- [Available data]:
•••

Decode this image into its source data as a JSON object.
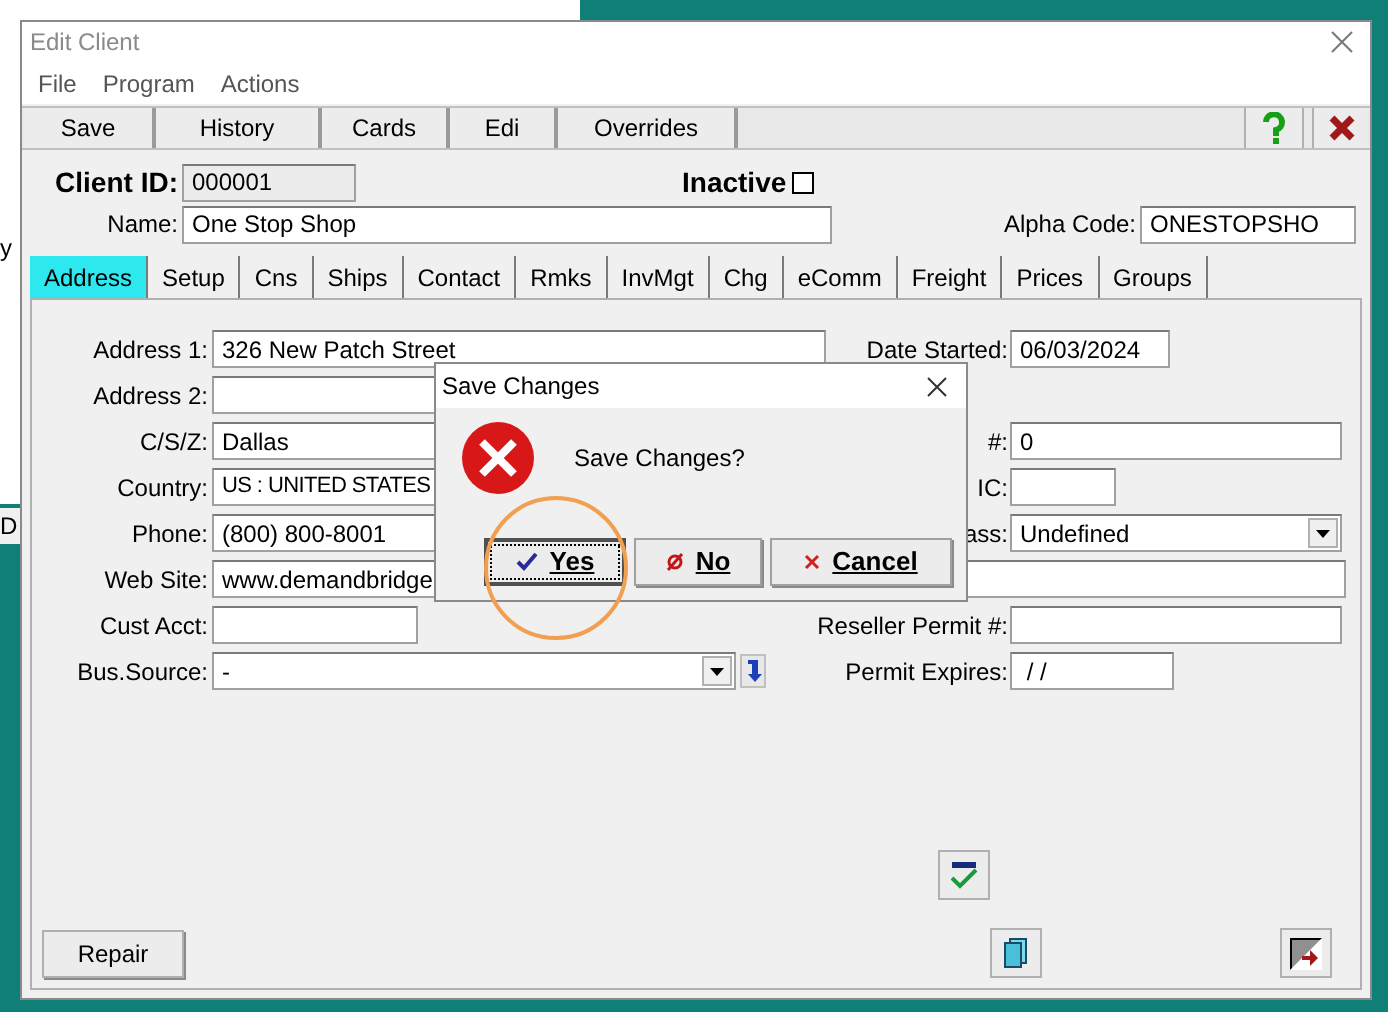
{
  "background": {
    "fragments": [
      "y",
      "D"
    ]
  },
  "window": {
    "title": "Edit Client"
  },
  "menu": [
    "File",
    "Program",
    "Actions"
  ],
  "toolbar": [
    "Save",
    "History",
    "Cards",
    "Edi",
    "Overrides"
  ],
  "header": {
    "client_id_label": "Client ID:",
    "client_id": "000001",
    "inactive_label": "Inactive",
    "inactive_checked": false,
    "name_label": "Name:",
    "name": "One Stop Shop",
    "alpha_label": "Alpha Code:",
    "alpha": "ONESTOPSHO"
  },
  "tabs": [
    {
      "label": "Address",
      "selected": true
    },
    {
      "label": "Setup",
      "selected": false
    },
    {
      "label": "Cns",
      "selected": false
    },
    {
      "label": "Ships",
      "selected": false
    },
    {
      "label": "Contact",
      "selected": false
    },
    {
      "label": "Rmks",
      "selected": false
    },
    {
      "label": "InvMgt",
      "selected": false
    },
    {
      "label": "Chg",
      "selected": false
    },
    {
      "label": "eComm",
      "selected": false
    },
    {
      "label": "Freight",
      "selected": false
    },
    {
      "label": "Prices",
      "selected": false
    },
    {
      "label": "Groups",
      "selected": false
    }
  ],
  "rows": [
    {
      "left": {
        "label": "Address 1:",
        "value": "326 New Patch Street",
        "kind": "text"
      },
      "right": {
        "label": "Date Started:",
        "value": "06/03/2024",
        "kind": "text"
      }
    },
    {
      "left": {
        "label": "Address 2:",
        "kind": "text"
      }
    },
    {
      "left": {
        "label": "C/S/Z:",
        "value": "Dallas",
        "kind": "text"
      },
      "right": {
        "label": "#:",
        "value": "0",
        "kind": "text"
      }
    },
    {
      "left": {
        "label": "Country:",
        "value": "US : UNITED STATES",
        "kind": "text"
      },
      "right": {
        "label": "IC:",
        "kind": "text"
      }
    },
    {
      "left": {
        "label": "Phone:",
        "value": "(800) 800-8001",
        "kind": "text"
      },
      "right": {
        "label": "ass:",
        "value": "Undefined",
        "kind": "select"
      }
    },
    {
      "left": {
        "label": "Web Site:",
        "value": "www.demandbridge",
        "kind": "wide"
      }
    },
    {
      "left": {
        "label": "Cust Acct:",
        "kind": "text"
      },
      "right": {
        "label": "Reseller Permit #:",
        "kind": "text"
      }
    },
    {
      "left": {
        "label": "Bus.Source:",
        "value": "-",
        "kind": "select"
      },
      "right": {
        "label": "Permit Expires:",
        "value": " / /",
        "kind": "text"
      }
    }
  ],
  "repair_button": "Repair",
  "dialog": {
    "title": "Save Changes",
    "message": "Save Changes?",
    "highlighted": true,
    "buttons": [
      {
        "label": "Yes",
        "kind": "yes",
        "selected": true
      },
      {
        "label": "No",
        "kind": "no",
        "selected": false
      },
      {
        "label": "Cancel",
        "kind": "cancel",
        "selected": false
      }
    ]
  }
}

•••

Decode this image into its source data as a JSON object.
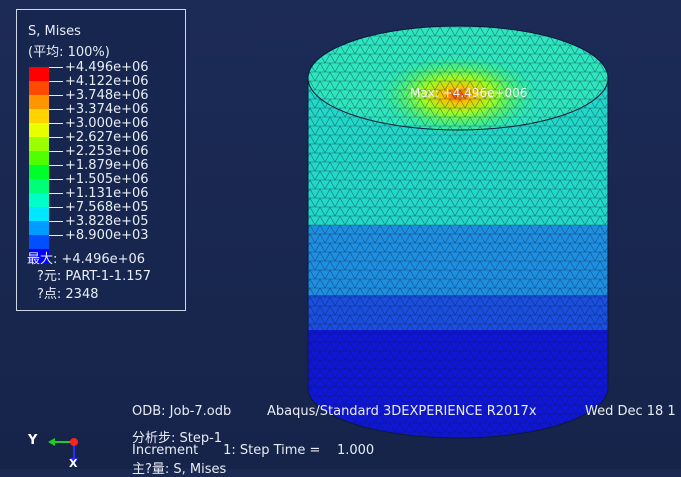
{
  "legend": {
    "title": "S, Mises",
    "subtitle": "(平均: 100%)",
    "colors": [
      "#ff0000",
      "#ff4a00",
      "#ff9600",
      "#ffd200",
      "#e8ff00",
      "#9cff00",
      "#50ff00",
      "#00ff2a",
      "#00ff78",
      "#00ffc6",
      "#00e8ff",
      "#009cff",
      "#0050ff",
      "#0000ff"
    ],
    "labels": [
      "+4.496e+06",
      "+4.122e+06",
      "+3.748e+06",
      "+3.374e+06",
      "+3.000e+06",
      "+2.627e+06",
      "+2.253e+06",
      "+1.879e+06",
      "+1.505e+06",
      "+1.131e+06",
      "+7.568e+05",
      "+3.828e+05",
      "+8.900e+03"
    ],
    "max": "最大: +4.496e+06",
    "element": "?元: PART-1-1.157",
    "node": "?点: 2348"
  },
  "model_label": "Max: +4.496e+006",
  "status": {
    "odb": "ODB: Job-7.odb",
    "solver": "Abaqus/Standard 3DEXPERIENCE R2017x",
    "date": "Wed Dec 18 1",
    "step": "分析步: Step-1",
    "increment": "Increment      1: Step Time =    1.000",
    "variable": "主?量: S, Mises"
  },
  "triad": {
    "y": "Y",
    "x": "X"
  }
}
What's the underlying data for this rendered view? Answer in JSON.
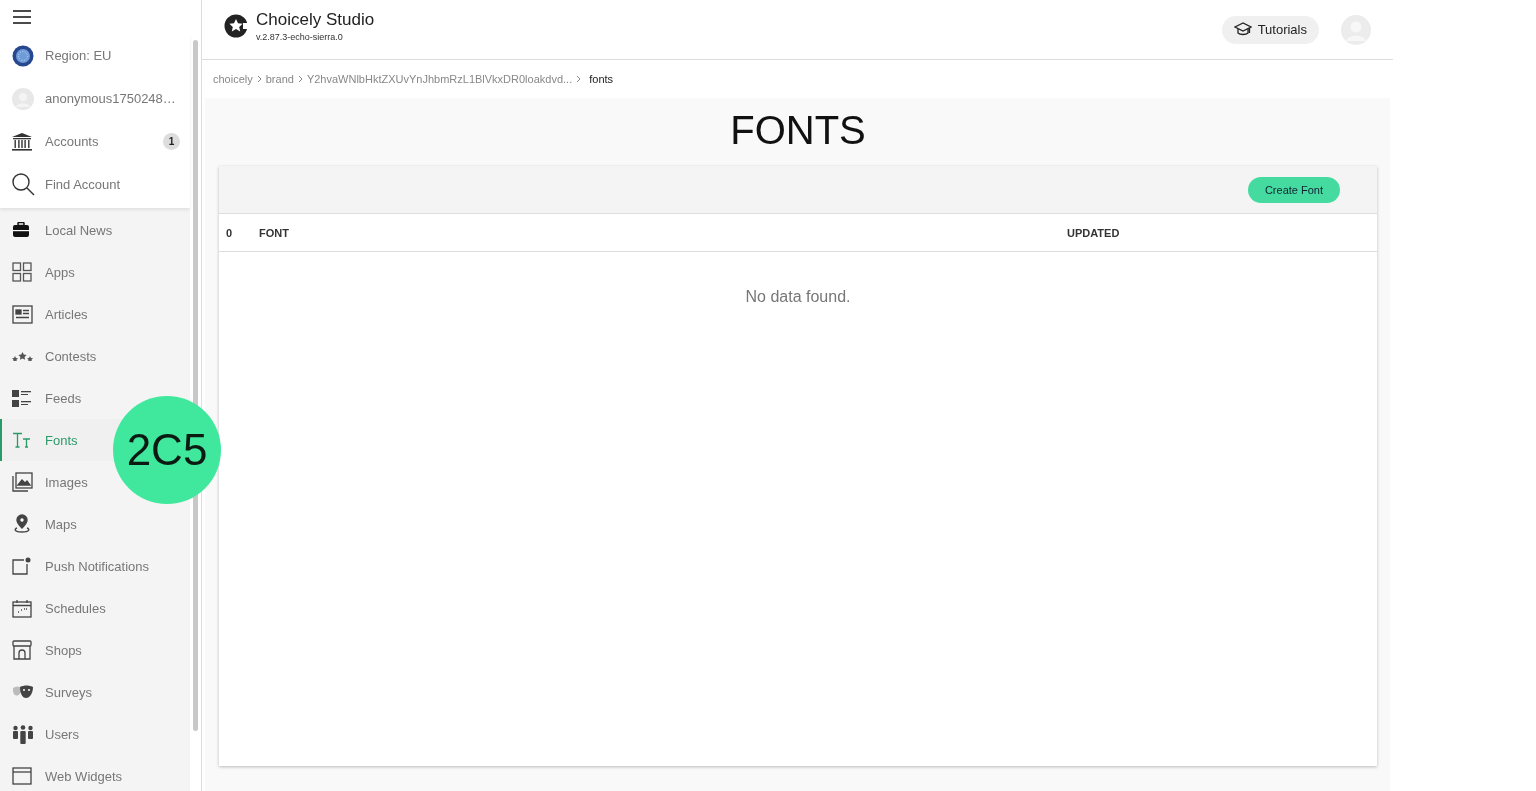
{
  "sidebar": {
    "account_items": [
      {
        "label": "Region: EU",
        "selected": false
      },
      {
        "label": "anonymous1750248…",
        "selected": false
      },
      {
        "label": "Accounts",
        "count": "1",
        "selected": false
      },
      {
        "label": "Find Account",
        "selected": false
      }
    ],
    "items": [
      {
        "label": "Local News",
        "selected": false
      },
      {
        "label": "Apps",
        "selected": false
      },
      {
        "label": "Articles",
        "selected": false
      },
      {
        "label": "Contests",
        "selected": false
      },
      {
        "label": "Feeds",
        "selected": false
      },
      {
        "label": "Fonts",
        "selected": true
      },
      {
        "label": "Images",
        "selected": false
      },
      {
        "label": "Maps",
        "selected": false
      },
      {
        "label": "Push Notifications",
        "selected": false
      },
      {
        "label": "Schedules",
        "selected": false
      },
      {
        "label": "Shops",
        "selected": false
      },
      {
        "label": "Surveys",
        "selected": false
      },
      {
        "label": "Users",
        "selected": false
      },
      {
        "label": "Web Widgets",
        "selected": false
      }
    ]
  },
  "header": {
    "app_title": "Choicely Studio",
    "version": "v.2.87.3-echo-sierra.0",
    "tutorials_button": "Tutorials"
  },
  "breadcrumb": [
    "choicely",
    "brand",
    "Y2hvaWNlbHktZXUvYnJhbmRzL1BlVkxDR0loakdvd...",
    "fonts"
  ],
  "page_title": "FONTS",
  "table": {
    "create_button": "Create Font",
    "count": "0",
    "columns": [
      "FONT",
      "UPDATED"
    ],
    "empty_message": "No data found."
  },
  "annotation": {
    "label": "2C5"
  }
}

•••

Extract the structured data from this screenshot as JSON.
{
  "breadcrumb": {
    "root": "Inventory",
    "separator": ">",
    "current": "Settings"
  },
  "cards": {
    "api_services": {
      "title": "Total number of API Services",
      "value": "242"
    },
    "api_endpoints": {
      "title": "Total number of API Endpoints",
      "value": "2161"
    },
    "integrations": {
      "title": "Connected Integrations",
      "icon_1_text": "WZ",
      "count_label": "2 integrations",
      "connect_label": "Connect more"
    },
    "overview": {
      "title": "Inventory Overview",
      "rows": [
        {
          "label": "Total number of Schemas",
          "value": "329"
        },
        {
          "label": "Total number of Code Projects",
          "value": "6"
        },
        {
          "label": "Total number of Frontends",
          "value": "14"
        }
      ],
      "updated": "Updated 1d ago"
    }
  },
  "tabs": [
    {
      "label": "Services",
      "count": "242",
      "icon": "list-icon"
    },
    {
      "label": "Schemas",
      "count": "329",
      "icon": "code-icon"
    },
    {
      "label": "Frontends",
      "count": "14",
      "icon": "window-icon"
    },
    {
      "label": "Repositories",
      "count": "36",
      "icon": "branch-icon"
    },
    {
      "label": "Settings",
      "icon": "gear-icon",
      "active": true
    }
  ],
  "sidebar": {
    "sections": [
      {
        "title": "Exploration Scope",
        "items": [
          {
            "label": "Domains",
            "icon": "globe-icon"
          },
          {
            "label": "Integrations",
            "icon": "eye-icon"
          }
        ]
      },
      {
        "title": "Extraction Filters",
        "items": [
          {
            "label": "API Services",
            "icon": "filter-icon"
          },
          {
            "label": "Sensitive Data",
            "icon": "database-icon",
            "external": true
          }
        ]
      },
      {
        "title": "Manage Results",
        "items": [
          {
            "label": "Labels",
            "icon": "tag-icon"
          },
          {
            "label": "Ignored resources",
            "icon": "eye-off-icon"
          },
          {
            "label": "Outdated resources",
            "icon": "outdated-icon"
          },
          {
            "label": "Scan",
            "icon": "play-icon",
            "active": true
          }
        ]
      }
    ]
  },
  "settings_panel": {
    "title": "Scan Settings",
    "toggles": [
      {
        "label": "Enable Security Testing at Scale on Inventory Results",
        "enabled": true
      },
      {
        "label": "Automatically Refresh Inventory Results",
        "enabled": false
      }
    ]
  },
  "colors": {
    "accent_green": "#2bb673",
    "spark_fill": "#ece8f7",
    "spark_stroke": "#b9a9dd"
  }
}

•••

- [Task to complete]:
Tally up the lines holding the string "Save" in this listing, and report the total alone.

- [Response for this exercise]:
3